-------- LISTING --------

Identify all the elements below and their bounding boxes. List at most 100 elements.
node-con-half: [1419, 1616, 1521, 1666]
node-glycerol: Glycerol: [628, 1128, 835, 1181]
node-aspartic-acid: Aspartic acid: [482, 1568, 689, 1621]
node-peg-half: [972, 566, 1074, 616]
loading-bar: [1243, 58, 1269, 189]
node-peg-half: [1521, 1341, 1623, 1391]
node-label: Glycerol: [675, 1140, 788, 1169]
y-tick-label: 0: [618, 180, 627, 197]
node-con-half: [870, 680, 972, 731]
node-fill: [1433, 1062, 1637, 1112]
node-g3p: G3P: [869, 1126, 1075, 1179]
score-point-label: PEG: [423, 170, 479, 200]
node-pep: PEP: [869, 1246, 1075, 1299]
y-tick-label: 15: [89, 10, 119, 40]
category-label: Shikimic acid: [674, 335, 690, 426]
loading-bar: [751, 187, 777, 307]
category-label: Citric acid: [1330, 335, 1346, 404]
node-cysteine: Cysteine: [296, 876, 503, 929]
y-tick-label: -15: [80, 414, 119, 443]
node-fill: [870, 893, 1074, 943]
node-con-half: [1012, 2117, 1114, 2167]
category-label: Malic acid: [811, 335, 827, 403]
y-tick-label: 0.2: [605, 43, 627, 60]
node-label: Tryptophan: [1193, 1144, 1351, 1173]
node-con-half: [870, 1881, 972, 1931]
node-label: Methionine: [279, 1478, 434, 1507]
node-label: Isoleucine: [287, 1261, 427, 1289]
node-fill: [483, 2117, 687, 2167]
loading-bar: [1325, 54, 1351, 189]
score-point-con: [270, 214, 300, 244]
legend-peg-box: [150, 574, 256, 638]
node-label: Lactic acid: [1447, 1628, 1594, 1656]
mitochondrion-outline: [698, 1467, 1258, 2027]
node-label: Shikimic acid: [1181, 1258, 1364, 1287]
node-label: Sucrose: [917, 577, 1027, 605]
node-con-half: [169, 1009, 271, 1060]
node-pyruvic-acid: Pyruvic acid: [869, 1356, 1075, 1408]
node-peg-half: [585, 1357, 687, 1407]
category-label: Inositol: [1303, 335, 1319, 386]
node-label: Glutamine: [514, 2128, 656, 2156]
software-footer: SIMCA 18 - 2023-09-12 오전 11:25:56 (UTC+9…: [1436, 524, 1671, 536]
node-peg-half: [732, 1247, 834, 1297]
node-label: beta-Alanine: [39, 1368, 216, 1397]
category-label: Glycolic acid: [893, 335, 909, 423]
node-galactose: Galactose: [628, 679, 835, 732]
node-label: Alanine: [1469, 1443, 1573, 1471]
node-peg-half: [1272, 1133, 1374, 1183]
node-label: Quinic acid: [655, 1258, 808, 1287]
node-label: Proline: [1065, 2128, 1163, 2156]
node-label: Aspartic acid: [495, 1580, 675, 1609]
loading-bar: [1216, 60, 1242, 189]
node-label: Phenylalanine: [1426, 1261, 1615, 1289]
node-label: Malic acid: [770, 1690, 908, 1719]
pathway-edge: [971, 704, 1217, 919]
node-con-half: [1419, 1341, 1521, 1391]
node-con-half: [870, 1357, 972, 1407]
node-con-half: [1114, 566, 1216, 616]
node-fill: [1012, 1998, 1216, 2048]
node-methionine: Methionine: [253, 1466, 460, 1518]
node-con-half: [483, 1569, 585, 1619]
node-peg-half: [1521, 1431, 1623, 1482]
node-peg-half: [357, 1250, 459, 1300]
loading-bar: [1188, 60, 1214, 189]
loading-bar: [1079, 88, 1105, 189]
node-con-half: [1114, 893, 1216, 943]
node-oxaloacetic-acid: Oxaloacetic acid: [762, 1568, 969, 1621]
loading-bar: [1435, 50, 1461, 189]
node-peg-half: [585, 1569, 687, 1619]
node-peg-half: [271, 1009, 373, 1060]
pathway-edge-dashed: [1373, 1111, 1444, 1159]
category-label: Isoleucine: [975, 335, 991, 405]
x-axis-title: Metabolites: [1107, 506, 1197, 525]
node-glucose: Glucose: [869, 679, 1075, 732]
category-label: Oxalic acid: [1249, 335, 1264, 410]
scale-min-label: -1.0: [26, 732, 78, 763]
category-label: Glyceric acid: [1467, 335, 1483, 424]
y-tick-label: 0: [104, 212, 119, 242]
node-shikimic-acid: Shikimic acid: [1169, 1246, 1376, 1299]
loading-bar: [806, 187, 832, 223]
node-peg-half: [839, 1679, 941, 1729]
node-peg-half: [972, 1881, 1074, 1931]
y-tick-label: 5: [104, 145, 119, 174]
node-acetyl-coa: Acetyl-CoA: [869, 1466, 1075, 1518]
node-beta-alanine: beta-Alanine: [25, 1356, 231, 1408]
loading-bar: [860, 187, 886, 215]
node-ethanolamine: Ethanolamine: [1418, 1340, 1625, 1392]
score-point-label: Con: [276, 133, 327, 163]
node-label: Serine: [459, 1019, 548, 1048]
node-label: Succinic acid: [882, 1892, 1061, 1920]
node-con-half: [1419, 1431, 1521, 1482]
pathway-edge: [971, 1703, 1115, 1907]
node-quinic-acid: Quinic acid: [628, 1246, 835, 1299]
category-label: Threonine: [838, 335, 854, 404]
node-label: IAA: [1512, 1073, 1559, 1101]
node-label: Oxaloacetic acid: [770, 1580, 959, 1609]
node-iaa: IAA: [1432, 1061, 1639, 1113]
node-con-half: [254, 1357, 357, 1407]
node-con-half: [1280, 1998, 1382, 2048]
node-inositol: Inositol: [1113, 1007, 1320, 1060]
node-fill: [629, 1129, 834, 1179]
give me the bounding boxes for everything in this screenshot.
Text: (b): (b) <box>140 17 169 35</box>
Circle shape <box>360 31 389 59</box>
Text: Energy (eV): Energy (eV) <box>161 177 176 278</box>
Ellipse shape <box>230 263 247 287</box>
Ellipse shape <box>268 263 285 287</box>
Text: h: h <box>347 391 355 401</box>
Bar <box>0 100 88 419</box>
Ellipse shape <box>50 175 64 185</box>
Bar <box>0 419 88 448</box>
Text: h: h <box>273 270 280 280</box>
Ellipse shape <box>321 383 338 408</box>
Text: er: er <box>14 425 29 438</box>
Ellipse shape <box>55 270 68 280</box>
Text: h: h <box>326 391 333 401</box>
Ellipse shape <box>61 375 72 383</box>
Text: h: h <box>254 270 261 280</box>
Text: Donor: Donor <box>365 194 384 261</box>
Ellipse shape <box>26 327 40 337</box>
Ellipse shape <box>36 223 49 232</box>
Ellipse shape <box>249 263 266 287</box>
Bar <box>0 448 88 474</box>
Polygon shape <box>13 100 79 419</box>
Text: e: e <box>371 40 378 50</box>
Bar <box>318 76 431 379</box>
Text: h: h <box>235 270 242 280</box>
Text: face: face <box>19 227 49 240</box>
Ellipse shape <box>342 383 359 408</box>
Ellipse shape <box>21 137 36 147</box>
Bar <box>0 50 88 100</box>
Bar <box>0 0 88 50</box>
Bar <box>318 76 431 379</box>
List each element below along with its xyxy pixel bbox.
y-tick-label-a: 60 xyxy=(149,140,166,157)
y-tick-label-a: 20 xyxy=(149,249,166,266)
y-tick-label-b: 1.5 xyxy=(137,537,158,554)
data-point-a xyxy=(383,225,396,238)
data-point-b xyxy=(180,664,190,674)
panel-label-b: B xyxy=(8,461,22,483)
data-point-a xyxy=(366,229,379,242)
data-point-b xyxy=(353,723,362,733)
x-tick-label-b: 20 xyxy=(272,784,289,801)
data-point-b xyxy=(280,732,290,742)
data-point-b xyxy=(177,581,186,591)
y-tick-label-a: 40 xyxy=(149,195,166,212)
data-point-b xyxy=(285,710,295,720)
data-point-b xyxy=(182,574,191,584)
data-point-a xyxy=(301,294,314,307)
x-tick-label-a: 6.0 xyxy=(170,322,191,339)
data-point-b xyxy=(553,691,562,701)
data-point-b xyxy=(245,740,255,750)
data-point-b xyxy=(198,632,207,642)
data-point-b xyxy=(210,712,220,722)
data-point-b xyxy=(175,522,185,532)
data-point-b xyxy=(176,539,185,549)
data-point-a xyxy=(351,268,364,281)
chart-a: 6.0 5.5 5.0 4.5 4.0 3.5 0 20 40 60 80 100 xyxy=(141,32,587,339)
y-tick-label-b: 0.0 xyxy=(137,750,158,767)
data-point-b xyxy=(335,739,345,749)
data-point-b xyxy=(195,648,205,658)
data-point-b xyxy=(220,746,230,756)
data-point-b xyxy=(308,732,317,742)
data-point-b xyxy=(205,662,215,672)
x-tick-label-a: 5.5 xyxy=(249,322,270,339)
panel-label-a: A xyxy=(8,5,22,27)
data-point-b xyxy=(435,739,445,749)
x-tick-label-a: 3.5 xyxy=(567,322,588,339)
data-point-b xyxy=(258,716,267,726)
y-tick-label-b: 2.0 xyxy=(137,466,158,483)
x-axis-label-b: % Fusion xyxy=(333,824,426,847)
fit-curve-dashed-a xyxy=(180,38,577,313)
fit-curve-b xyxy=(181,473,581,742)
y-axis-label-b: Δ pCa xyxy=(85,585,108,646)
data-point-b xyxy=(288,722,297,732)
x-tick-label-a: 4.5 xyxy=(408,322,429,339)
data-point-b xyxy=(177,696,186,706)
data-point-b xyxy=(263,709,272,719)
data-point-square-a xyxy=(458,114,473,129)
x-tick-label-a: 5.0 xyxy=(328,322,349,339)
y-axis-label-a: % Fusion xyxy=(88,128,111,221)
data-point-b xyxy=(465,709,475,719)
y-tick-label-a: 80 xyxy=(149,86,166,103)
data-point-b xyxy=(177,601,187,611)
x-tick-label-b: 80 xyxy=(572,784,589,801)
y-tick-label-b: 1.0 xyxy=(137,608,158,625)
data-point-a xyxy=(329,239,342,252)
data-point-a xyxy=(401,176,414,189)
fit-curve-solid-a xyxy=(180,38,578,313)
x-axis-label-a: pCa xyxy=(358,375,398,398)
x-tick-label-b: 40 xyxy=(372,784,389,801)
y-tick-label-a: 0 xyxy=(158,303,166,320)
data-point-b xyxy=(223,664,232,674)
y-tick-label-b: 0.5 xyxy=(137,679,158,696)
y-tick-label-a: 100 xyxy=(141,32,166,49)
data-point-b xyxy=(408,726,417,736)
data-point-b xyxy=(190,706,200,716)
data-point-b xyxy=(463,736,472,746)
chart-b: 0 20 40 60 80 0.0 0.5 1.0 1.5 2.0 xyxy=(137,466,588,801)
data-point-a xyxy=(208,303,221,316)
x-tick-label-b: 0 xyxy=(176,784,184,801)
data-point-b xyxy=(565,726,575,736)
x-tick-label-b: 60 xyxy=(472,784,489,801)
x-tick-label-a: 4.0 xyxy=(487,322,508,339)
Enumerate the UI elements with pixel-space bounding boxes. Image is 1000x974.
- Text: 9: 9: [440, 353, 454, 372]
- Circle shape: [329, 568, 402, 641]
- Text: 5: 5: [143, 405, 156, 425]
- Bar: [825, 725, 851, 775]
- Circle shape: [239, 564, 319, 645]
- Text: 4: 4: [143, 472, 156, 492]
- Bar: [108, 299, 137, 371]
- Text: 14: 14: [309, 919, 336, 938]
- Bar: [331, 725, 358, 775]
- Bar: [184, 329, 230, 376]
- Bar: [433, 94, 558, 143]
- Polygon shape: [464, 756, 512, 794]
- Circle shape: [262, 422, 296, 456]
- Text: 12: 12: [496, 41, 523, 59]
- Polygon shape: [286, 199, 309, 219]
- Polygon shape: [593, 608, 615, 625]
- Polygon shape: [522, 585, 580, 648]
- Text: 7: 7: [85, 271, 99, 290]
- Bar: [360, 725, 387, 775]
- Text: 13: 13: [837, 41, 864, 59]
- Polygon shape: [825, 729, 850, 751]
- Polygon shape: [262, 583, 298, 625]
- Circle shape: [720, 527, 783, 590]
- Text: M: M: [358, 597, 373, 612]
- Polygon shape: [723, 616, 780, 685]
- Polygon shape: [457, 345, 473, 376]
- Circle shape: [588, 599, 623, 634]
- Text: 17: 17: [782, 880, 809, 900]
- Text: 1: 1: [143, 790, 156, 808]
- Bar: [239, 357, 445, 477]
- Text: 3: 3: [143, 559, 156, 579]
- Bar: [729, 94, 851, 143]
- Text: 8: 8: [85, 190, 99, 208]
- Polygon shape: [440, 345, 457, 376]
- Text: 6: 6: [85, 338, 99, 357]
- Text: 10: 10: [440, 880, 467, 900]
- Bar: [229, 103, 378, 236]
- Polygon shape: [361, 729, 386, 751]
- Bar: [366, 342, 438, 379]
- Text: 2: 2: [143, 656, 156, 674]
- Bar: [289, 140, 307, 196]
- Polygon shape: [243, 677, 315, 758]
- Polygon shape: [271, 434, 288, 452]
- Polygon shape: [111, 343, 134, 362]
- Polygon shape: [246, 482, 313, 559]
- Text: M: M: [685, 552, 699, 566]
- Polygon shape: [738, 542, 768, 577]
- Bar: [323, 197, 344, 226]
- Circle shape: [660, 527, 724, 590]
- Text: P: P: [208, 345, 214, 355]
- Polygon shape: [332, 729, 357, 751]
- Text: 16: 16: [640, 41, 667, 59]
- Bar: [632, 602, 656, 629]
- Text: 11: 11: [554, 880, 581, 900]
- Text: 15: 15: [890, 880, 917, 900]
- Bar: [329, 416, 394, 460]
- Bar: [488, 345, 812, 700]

--------

AIM
Render everything from the start of the records down to and including the line containing "node-label: Glutamine: [514, 2128, 656, 2156]" as a JSON list of strings, one string per line, with blank lines omitted.

WRITTEN SOLUTION
[
  "Identify all the elements below and their bounding boxes. List at most 100 elements.",
  "node-con-half: [1419, 1616, 1521, 1666]",
  "node-glycerol: Glycerol: [628, 1128, 835, 1181]",
  "node-aspartic-acid: Aspartic acid: [482, 1568, 689, 1621]",
  "node-peg-half: [972, 566, 1074, 616]",
  "loading-bar: [1243, 58, 1269, 189]",
  "node-peg-half: [1521, 1341, 1623, 1391]",
  "node-label: Glycerol: [675, 1140, 788, 1169]",
  "y-tick-label: 0: [618, 180, 627, 197]",
  "node-con-half: [870, 680, 972, 731]",
  "node-fill: [1433, 1062, 1637, 1112]",
  "node-g3p: G3P: [869, 1126, 1075, 1179]",
  "score-point-label: PEG: [423, 170, 479, 200]",
  "node-pep: PEP: [869, 1246, 1075, 1299]",
  "y-tick-label: 15: [89, 10, 119, 40]",
  "category-label: Shikimic acid: [674, 335, 690, 426]",
  "loading-bar: [751, 187, 777, 307]",
  "category-label: Citric acid: [1330, 335, 1346, 404]",
  "node-cysteine: Cysteine: [296, 876, 503, 929]",
  "y-tick-label: -15: [80, 414, 119, 443]",
  "node-fill: [870, 893, 1074, 943]",
  "node-con-half: [1012, 2117, 1114, 2167]",
  "category-label: Malic acid: [811, 335, 827, 403]",
  "y-tick-label: 0.2: [605, 43, 627, 60]",
  "node-label: Tryptophan: [1193, 1144, 1351, 1173]",
  "node-con-half: [870, 1881, 972, 1931]",
  "node-label: Methionine: [279, 1478, 434, 1507]",
  "node-label: Isoleucine: [287, 1261, 427, 1289]",
  "node-fill: [483, 2117, 687, 2167]",
  "loading-bar: [1325, 54, 1351, 189]",
  "score-point-con: [270, 214, 300, 244]",
  "legend-peg-box: [150, 574, 256, 638]",
  "node-label: Lactic acid: [1447, 1628, 1594, 1656]",
  "mitochondrion-outline: [698, 1467, 1258, 2027]",
  "node-label: Shikimic acid: [1181, 1258, 1364, 1287]",
  "node-label: Sucrose: [917, 577, 1027, 605]",
  "node-con-half: [169, 1009, 271, 1060]",
  "node-pyruvic-acid: Pyruvic acid: [869, 1356, 1075, 1408]",
  "node-peg-half: [585, 1357, 687, 1407]",
  "category-label: Inositol: [1303, 335, 1319, 386]",
  "node-label: Glutamine: [514, 2128, 656, 2156]"
]